_Request_:
Drop the pictures, then extract the listing word for word.

::::::::

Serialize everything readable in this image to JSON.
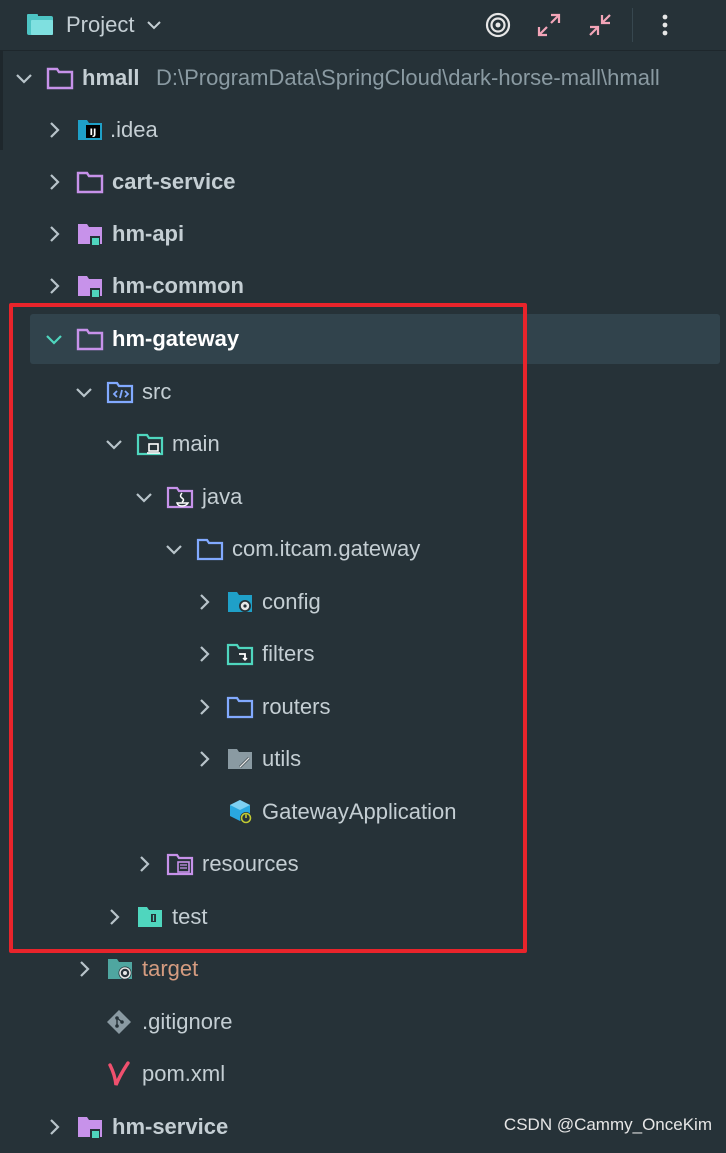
{
  "toolbar": {
    "title": "Project",
    "icons": [
      "folder-icon",
      "chevron-down-icon",
      "target-icon",
      "expand-icon",
      "collapse-icon",
      "more-icon"
    ]
  },
  "tree": {
    "root_name": "hmall",
    "root_path": "D:\\ProgramData\\SpringCloud\\dark-horse-mall\\hmall",
    "idea": ".idea",
    "cart_service": "cart-service",
    "hm_api": "hm-api",
    "hm_common": "hm-common",
    "hm_gateway": "hm-gateway",
    "src": "src",
    "main": "main",
    "java": "java",
    "package": "com.itcam.gateway",
    "config": "config",
    "filters": "filters",
    "routers": "routers",
    "utils": "utils",
    "app_class": "GatewayApplication",
    "resources": "resources",
    "test": "test",
    "target": "target",
    "gitignore": ".gitignore",
    "pom": "pom.xml",
    "hm_service": "hm-service"
  },
  "colors": {
    "background": "#263238",
    "selection": "#31434c",
    "highlight_border": "#e8242b",
    "module_folder": "#c792ea",
    "folder_blue": "#82aaff",
    "folder_teal": "#4fd6be",
    "excluded_orange": "#d59c80"
  },
  "watermark": "CSDN @Cammy_OnceKim"
}
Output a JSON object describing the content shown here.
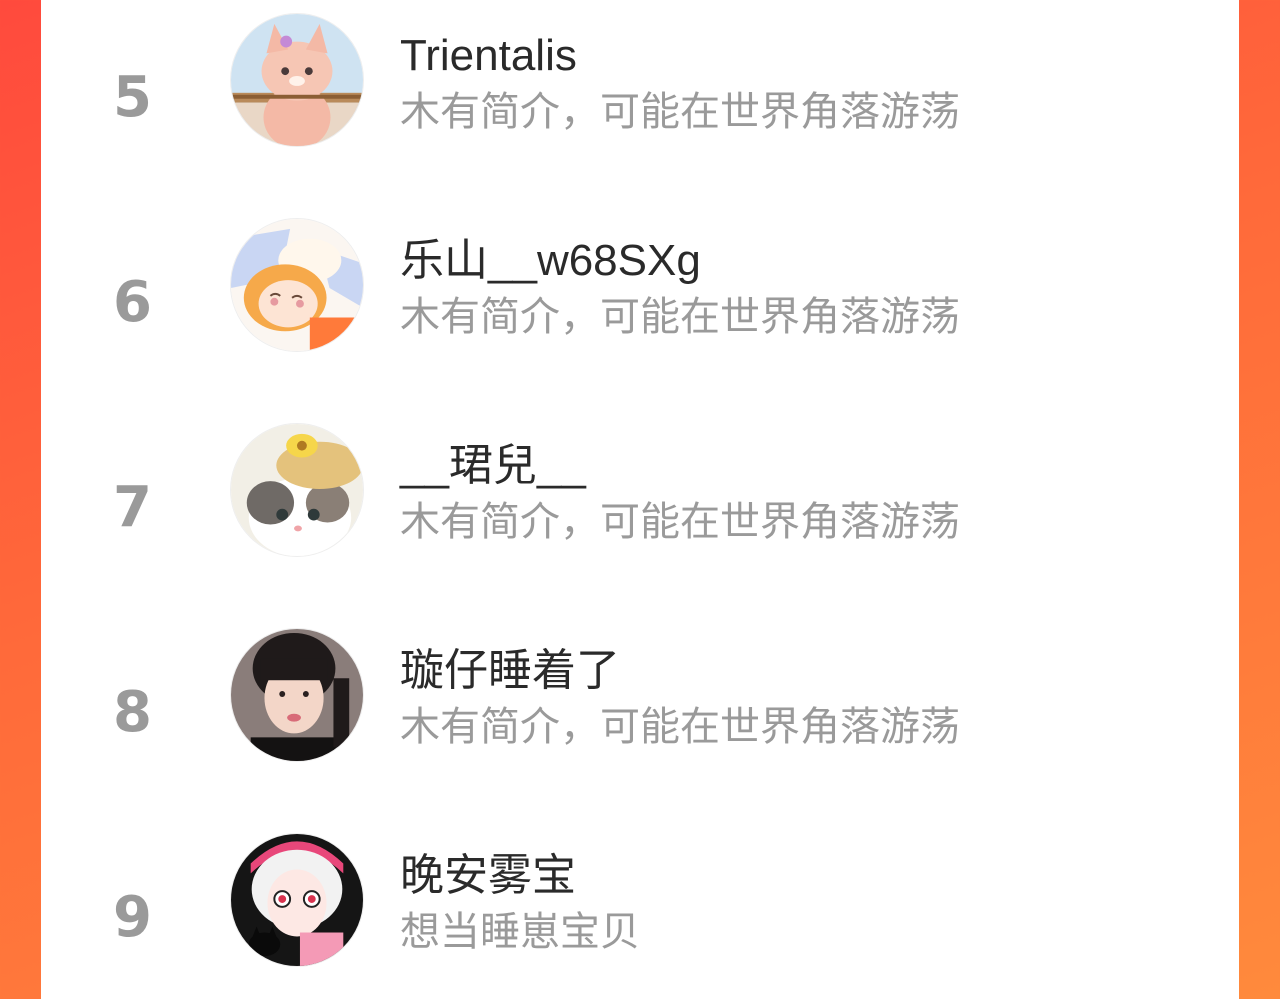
{
  "ranking": {
    "items": [
      {
        "rank": "5",
        "name": "Trientalis",
        "bio": "木有简介，可能在世界角落游荡",
        "avatar": "plush-fox-avatar"
      },
      {
        "rank": "6",
        "name": "乐山__w68SXg",
        "bio": "木有简介，可能在世界角落游荡",
        "avatar": "anime-girl-sleeping-avatar"
      },
      {
        "rank": "7",
        "name": "__珺兒__",
        "bio": "木有简介，可能在世界角落游荡",
        "avatar": "cat-with-straw-hat-avatar"
      },
      {
        "rank": "8",
        "name": "璇仔睡着了",
        "bio": "木有简介，可能在世界角落游荡",
        "avatar": "girl-portrait-avatar"
      },
      {
        "rank": "9",
        "name": "晚安雾宝",
        "bio": "想当睡崽宝贝",
        "avatar": "anime-girl-cat-avatar"
      }
    ]
  },
  "colors": {
    "background_gradient_start": "#ff4a3d",
    "background_gradient_end": "#ff8a3c",
    "panel": "#ffffff",
    "rank_text": "#9a9a9a",
    "name_text": "#2a2a2a",
    "bio_text": "#9a9a9a"
  }
}
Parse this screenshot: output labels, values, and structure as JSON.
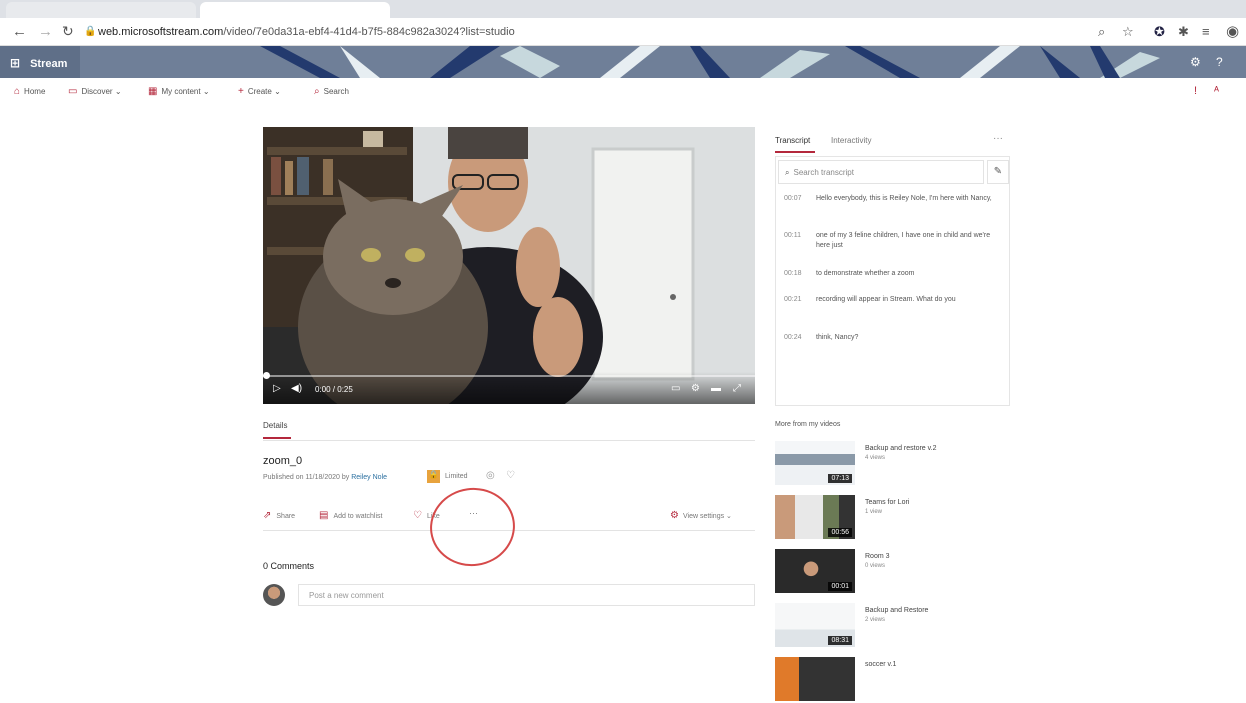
{
  "browser": {
    "tabs": [
      "",
      ""
    ],
    "url_host": "web.microsoftstream.com",
    "url_path": "/video/7e0da31a-ebf4-41d4-b7f5-884c982a3024?list=studio"
  },
  "banner": {
    "app_name": "Stream"
  },
  "nav": {
    "home": "Home",
    "discover": "Discover",
    "my_content": "My content",
    "create": "Create",
    "search": "Search"
  },
  "player": {
    "time": "0:00 / 0:25",
    "progress": 0
  },
  "details": {
    "tab_label": "Details",
    "video_title": "zoom_0",
    "published_prefix": "Published on 11/18/2020 by",
    "owner": "Reiley Nole",
    "privacy": "Limited",
    "actions": {
      "share": "Share",
      "watchlist": "Add to watchlist",
      "like": "Like",
      "more": "···",
      "view_settings": "View settings"
    }
  },
  "comments": {
    "title": "0 Comments",
    "placeholder": "Post a new comment"
  },
  "transcript": {
    "tab_transcript": "Transcript",
    "tab_interactivity": "Interactivity",
    "more": "···",
    "search_placeholder": "Search transcript",
    "lines": [
      {
        "time": "00:07",
        "text": "Hello everybody, this is Reiley Nole, I'm here with Nancy,"
      },
      {
        "time": "00:11",
        "text": "one of my 3 feline children, I have one in child and we're here just"
      },
      {
        "time": "00:18",
        "text": "to demonstrate whether a zoom"
      },
      {
        "time": "00:21",
        "text": "recording will appear in Stream. What do you"
      },
      {
        "time": "00:24",
        "text": "think, Nancy?"
      }
    ]
  },
  "more_videos": {
    "title": "More from my videos",
    "items": [
      {
        "name": "Backup and restore v.2",
        "views": "4 views",
        "duration": "07:13"
      },
      {
        "name": "Teams for Lori",
        "views": "1 view",
        "duration": "00:56"
      },
      {
        "name": "Room 3",
        "views": "0 views",
        "duration": "00:01"
      },
      {
        "name": "Backup and Restore",
        "views": "2 views",
        "duration": "08:31"
      },
      {
        "name": "soccer v.1",
        "views": "",
        "duration": ""
      }
    ]
  },
  "colors": {
    "accent": "#b4283c",
    "annotation": "#d64a4a"
  }
}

::::::::

_Task result_:
Serialize everything readable in this image to JSON.
{
  "toolbar": {
    "title": "Project",
    "icons": [
      "folder-icon",
      "chevron-down-icon",
      "target-icon",
      "expand-icon",
      "collapse-icon",
      "more-icon"
    ]
  },
  "tree": {
    "root_name": "hmall",
    "root_path": "D:\\ProgramData\\SpringCloud\\dark-horse-mall\\hmall",
    "idea": ".idea",
    "cart_service": "cart-service",
    "hm_api": "hm-api",
    "hm_common": "hm-common",
    "hm_gateway": "hm-gateway",
    "src": "src",
    "main": "main",
    "java": "java",
    "package": "com.itcam.gateway",
    "config": "config",
    "filters": "filters",
    "routers": "routers",
    "utils": "utils",
    "app_class": "GatewayApplication",
    "resources": "resources",
    "test": "test",
    "target": "target",
    "gitignore": ".gitignore",
    "pom": "pom.xml",
    "hm_service": "hm-service"
  },
  "colors": {
    "background": "#263238",
    "selection": "#31434c",
    "highlight_border": "#e8242b",
    "module_folder": "#c792ea",
    "folder_blue": "#82aaff",
    "folder_teal": "#4fd6be",
    "excluded_orange": "#d59c80"
  },
  "watermark": "CSDN @Cammy_OnceKim"
}
Output a JSON object describing the content shown here.
{
  "ranking": {
    "items": [
      {
        "rank": "5",
        "name": "Trientalis",
        "bio": "木有简介，可能在世界角落游荡",
        "avatar": "plush-fox-avatar"
      },
      {
        "rank": "6",
        "name": "乐山__w68SXg",
        "bio": "木有简介，可能在世界角落游荡",
        "avatar": "anime-girl-sleeping-avatar"
      },
      {
        "rank": "7",
        "name": "__珺兒__",
        "bio": "木有简介，可能在世界角落游荡",
        "avatar": "cat-with-straw-hat-avatar"
      },
      {
        "rank": "8",
        "name": "璇仔睡着了",
        "bio": "木有简介，可能在世界角落游荡",
        "avatar": "girl-portrait-avatar"
      },
      {
        "rank": "9",
        "name": "晚安雾宝",
        "bio": "想当睡崽宝贝",
        "avatar": "anime-girl-cat-avatar"
      }
    ]
  },
  "colors": {
    "background_gradient_start": "#ff4a3d",
    "background_gradient_end": "#ff8a3c",
    "panel": "#ffffff",
    "rank_text": "#9a9a9a",
    "name_text": "#2a2a2a",
    "bio_text": "#9a9a9a"
  }
}
Parse this screenshot: output labels, values, and structure as JSON.
{
  "browser": {
    "tabs": [
      "",
      ""
    ],
    "url_host": "web.microsoftstream.com",
    "url_path": "/video/7e0da31a-ebf4-41d4-b7f5-884c982a3024?list=studio"
  },
  "banner": {
    "app_name": "Stream"
  },
  "nav": {
    "home": "Home",
    "discover": "Discover",
    "my_content": "My content",
    "create": "Create",
    "search": "Search"
  },
  "player": {
    "time": "0:00 / 0:25",
    "progress": 0
  },
  "details": {
    "tab_label": "Details",
    "video_title": "zoom_0",
    "published_prefix": "Published on 11/18/2020 by",
    "owner": "Reiley Nole",
    "privacy": "Limited",
    "actions": {
      "share": "Share",
      "watchlist": "Add to watchlist",
      "like": "Like",
      "more": "···",
      "view_settings": "View settings"
    }
  },
  "comments": {
    "title": "0 Comments",
    "placeholder": "Post a new comment"
  },
  "transcript": {
    "tab_transcript": "Transcript",
    "tab_interactivity": "Interactivity",
    "more": "···",
    "search_placeholder": "Search transcript",
    "lines": [
      {
        "time": "00:07",
        "text": "Hello everybody, this is Reiley Nole, I'm here with Nancy,"
      },
      {
        "time": "00:11",
        "text": "one of my 3 feline children, I have one in child and we're here just"
      },
      {
        "time": "00:18",
        "text": "to demonstrate whether a zoom"
      },
      {
        "time": "00:21",
        "text": "recording will appear in Stream. What do you"
      },
      {
        "time": "00:24",
        "text": "think, Nancy?"
      }
    ]
  },
  "more_videos": {
    "title": "More from my videos",
    "items": [
      {
        "name": "Backup and restore v.2",
        "views": "4 views",
        "duration": "07:13"
      },
      {
        "name": "Teams for Lori",
        "views": "1 view",
        "duration": "00:56"
      },
      {
        "name": "Room 3",
        "views": "0 views",
        "duration": "00:01"
      },
      {
        "name": "Backup and Restore",
        "views": "2 views",
        "duration": "08:31"
      },
      {
        "name": "soccer v.1",
        "views": "",
        "duration": ""
      }
    ]
  },
  "colors": {
    "accent": "#b4283c",
    "annotation": "#d64a4a"
  }
}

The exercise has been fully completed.